● **Written instruction**
Copy the following entries line for line, with no changes.

Element placement data:

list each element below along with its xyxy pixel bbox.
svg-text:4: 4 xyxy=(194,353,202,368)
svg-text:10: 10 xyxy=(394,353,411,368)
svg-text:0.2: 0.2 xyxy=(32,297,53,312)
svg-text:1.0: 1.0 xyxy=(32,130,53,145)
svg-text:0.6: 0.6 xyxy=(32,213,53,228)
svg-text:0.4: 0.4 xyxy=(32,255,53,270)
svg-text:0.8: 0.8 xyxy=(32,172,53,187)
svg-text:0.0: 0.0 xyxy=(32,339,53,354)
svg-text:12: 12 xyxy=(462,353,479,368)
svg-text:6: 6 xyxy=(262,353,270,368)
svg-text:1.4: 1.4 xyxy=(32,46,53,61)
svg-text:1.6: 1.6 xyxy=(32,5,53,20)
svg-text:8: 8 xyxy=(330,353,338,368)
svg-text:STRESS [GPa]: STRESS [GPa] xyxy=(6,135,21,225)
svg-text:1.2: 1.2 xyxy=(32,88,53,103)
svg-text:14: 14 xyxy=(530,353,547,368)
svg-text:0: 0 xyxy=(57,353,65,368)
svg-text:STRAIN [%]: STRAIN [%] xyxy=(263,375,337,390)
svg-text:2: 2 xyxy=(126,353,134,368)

● **Answer for the task**
list each element below along with its xyxy pixel bbox.
svg-text:4: 4 xyxy=(194,353,202,368)
svg-text:10: 10 xyxy=(394,353,411,368)
svg-text:0.2: 0.2 xyxy=(32,297,53,312)
svg-text:1.0: 1.0 xyxy=(32,130,53,145)
svg-text:0.6: 0.6 xyxy=(32,213,53,228)
svg-text:0.4: 0.4 xyxy=(32,255,53,270)
svg-text:0.8: 0.8 xyxy=(32,172,53,187)
svg-text:0.0: 0.0 xyxy=(32,339,53,354)
svg-text:12: 12 xyxy=(462,353,479,368)
svg-text:6: 6 xyxy=(262,353,270,368)
svg-text:1.4: 1.4 xyxy=(32,46,53,61)
svg-text:1.6: 1.6 xyxy=(32,5,53,20)
svg-text:8: 8 xyxy=(330,353,338,368)
svg-text:STRESS [GPa]: STRESS [GPa] xyxy=(6,135,21,225)
svg-text:1.2: 1.2 xyxy=(32,88,53,103)
svg-text:14: 14 xyxy=(530,353,547,368)
svg-text:0: 0 xyxy=(57,353,65,368)
svg-text:STRAIN [%]: STRAIN [%] xyxy=(263,375,337,390)
svg-text:2: 2 xyxy=(126,353,134,368)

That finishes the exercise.